SET PROBLEM: Starting at the line that contains "What's the underlying", copy each line through the final one exactly as written.

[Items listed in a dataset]
%%
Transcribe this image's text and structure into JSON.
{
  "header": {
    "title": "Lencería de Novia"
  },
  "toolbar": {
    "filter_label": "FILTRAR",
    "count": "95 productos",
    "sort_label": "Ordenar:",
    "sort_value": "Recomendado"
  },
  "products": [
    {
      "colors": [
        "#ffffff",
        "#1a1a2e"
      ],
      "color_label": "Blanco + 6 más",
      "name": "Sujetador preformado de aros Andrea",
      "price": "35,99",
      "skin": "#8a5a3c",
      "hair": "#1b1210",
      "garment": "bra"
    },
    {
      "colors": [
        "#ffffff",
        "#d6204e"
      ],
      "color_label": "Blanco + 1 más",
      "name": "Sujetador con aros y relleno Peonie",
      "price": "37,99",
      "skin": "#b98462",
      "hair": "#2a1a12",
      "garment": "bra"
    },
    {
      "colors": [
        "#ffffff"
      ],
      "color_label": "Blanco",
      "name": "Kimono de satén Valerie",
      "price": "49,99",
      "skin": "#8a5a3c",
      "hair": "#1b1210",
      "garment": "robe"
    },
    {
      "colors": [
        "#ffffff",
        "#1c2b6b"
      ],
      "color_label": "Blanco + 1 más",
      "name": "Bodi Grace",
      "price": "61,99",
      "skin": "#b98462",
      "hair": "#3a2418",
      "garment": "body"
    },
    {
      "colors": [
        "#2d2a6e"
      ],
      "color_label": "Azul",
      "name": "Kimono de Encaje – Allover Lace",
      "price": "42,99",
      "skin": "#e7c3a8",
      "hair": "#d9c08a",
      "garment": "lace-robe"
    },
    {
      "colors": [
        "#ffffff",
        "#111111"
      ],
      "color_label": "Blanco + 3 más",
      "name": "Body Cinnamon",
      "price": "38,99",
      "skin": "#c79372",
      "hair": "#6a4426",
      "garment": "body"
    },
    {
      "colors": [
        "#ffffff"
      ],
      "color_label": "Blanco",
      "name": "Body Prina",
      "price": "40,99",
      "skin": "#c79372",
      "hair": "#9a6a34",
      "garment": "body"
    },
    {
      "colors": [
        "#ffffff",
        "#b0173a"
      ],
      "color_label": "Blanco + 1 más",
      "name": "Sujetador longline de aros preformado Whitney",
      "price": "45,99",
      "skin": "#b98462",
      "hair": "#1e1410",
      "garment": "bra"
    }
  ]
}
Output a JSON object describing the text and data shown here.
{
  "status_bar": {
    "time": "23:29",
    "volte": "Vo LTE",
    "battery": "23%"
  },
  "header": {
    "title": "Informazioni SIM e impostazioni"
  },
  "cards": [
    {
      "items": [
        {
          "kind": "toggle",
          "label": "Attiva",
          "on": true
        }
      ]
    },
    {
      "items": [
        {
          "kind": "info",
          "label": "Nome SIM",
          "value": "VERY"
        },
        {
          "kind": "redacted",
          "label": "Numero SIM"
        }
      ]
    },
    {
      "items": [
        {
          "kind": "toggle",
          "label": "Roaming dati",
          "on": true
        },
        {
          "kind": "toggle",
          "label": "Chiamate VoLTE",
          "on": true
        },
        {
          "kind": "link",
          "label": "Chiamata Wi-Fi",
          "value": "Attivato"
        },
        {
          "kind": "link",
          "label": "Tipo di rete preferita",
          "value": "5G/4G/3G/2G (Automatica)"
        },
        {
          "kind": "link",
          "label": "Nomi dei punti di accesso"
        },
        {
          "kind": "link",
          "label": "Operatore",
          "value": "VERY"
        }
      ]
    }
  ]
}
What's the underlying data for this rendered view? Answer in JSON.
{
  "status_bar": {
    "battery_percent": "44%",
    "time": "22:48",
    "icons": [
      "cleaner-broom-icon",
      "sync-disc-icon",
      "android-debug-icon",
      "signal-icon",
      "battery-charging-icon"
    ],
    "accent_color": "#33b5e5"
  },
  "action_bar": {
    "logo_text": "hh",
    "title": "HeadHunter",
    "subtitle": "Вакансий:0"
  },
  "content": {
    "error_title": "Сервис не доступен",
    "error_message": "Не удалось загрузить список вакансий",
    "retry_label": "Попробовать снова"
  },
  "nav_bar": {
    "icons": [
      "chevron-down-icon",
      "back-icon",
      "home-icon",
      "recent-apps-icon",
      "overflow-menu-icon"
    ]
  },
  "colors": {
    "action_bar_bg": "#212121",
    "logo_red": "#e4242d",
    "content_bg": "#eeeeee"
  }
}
%%
THE RESPONSE:
What's the underlying data for this rendered view? Answer in JSON.
{
  "status_bar": {
    "battery_percent": "44%",
    "time": "22:48",
    "icons": [
      "cleaner-broom-icon",
      "sync-disc-icon",
      "android-debug-icon",
      "signal-icon",
      "battery-charging-icon"
    ],
    "accent_color": "#33b5e5"
  },
  "action_bar": {
    "logo_text": "hh",
    "title": "HeadHunter",
    "subtitle": "Вакансий:0"
  },
  "content": {
    "error_title": "Сервис не доступен",
    "error_message": "Не удалось загрузить список вакансий",
    "retry_label": "Попробовать снова"
  },
  "nav_bar": {
    "icons": [
      "chevron-down-icon",
      "back-icon",
      "home-icon",
      "recent-apps-icon",
      "overflow-menu-icon"
    ]
  },
  "colors": {
    "action_bar_bg": "#212121",
    "logo_red": "#e4242d",
    "content_bg": "#eeeeee"
  }
}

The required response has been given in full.